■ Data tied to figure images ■
_____

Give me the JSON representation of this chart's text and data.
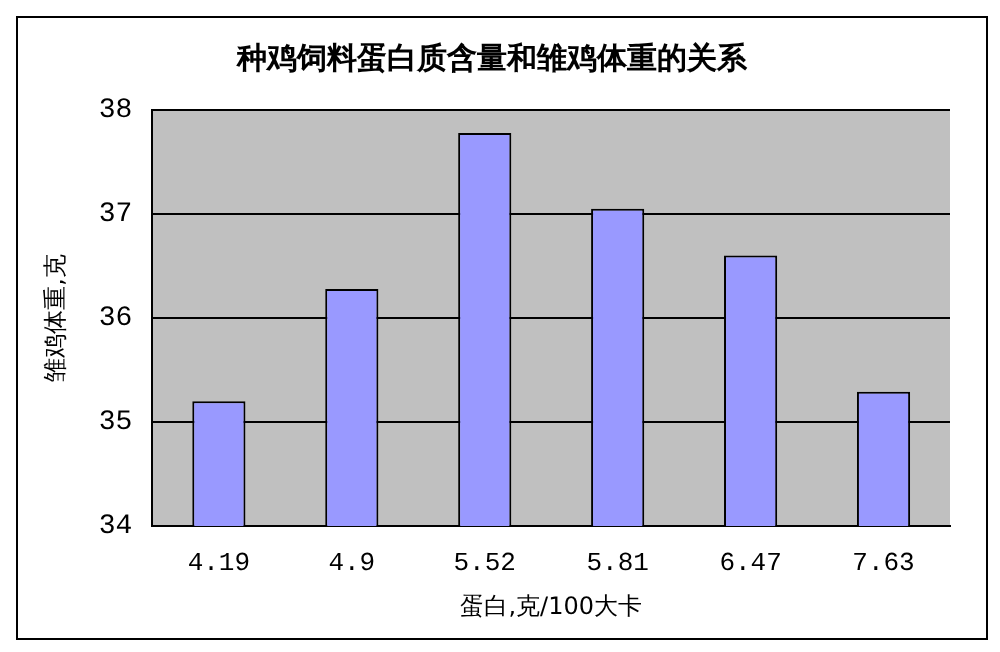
{
  "chart_data": {
    "type": "bar",
    "title": "种鸡饲料蛋白质含量和雏鸡体重的关系",
    "xlabel": "蛋白,克/100大卡",
    "ylabel": "雏鸡体重,克",
    "categories": [
      "4.19",
      "4.9",
      "5.52",
      "5.81",
      "6.47",
      "7.63"
    ],
    "values": [
      35.2,
      36.28,
      37.78,
      37.05,
      36.6,
      35.29
    ],
    "color": "#9999ff",
    "ylim": [
      34,
      38
    ],
    "yticks": [
      34,
      35,
      36,
      37,
      38
    ],
    "grid": "y",
    "legend": false
  }
}
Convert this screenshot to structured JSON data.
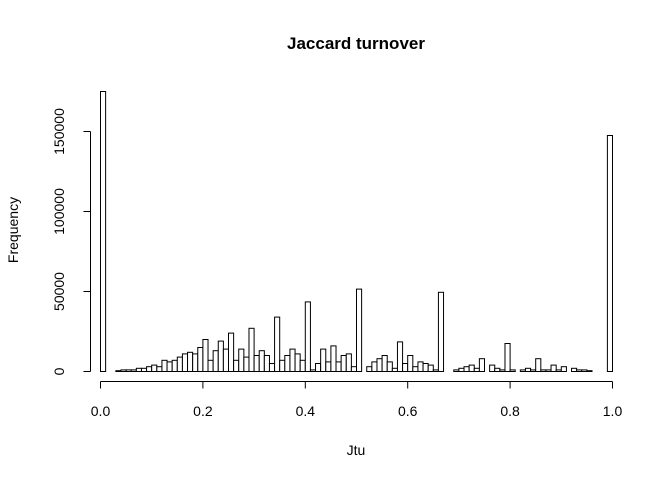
{
  "chart_data": {
    "type": "bar",
    "title": "Jaccard turnover",
    "xlabel": "Jtu",
    "ylabel": "Frequency",
    "xlim": [
      0,
      1
    ],
    "ylim": [
      0,
      175000
    ],
    "x_ticks": [
      "0.0",
      "0.2",
      "0.4",
      "0.6",
      "0.8",
      "1.0"
    ],
    "y_ticks": [
      "0",
      "50000",
      "100000",
      "150000"
    ],
    "bin_width": 0.01,
    "bins_start": 0,
    "values": [
      175000,
      0,
      0,
      500,
      1000,
      1000,
      1000,
      2000,
      2000,
      3000,
      4000,
      3000,
      7000,
      6000,
      7000,
      9000,
      11000,
      12000,
      11000,
      15000,
      20000,
      7000,
      13000,
      19000,
      14000,
      24000,
      7000,
      14000,
      9000,
      27000,
      10000,
      13000,
      10000,
      5000,
      34000,
      7000,
      10000,
      14000,
      11000,
      7000,
      43500,
      1000,
      5000,
      14000,
      6000,
      16000,
      6000,
      10000,
      11000,
      3000,
      51500,
      0,
      3000,
      6000,
      8000,
      10000,
      6000,
      2000,
      18500,
      5000,
      10000,
      3000,
      6000,
      5000,
      4000,
      1000,
      49500,
      0,
      0,
      1000,
      2000,
      3000,
      4000,
      2000,
      8000,
      0,
      4000,
      2000,
      1000,
      17500,
      1000,
      0,
      1000,
      2000,
      1000,
      8000,
      1000,
      1000,
      4000,
      1000,
      3000,
      0,
      2000,
      1000,
      1000,
      500,
      0,
      0,
      0,
      147500
    ],
    "grid": false,
    "legend": "none"
  }
}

_____

■ WRITTEN PROBLEM ■
Output the material word for word, omitting its pictures.

■ TASK RESPONSE ■
Give me the JSON representation of this chart's text and data.
{
  "chart_data": {
    "type": "bar",
    "title": "种鸡饲料蛋白质含量和雏鸡体重的关系",
    "xlabel": "蛋白,克/100大卡",
    "ylabel": "雏鸡体重,克",
    "categories": [
      "4.19",
      "4.9",
      "5.52",
      "5.81",
      "6.47",
      "7.63"
    ],
    "values": [
      35.2,
      36.28,
      37.78,
      37.05,
      36.6,
      35.29
    ],
    "color": "#9999ff",
    "ylim": [
      34,
      38
    ],
    "yticks": [
      34,
      35,
      36,
      37,
      38
    ],
    "grid": "y",
    "legend": false
  }
}
Convert this screenshot to structured JSON data.
{
  "chart_data": {
    "type": "bar",
    "title": "Jaccard turnover",
    "xlabel": "Jtu",
    "ylabel": "Frequency",
    "xlim": [
      0,
      1
    ],
    "ylim": [
      0,
      175000
    ],
    "x_ticks": [
      "0.0",
      "0.2",
      "0.4",
      "0.6",
      "0.8",
      "1.0"
    ],
    "y_ticks": [
      "0",
      "50000",
      "100000",
      "150000"
    ],
    "bin_width": 0.01,
    "bins_start": 0,
    "values": [
      175000,
      0,
      0,
      500,
      1000,
      1000,
      1000,
      2000,
      2000,
      3000,
      4000,
      3000,
      7000,
      6000,
      7000,
      9000,
      11000,
      12000,
      11000,
      15000,
      20000,
      7000,
      13000,
      19000,
      14000,
      24000,
      7000,
      14000,
      9000,
      27000,
      10000,
      13000,
      10000,
      5000,
      34000,
      7000,
      10000,
      14000,
      11000,
      7000,
      43500,
      1000,
      5000,
      14000,
      6000,
      16000,
      6000,
      10000,
      11000,
      3000,
      51500,
      0,
      3000,
      6000,
      8000,
      10000,
      6000,
      2000,
      18500,
      5000,
      10000,
      3000,
      6000,
      5000,
      4000,
      1000,
      49500,
      0,
      0,
      1000,
      2000,
      3000,
      4000,
      2000,
      8000,
      0,
      4000,
      2000,
      1000,
      17500,
      1000,
      0,
      1000,
      2000,
      1000,
      8000,
      1000,
      1000,
      4000,
      1000,
      3000,
      0,
      2000,
      1000,
      1000,
      500,
      0,
      0,
      0,
      147500
    ],
    "grid": false,
    "legend": "none"
  }
}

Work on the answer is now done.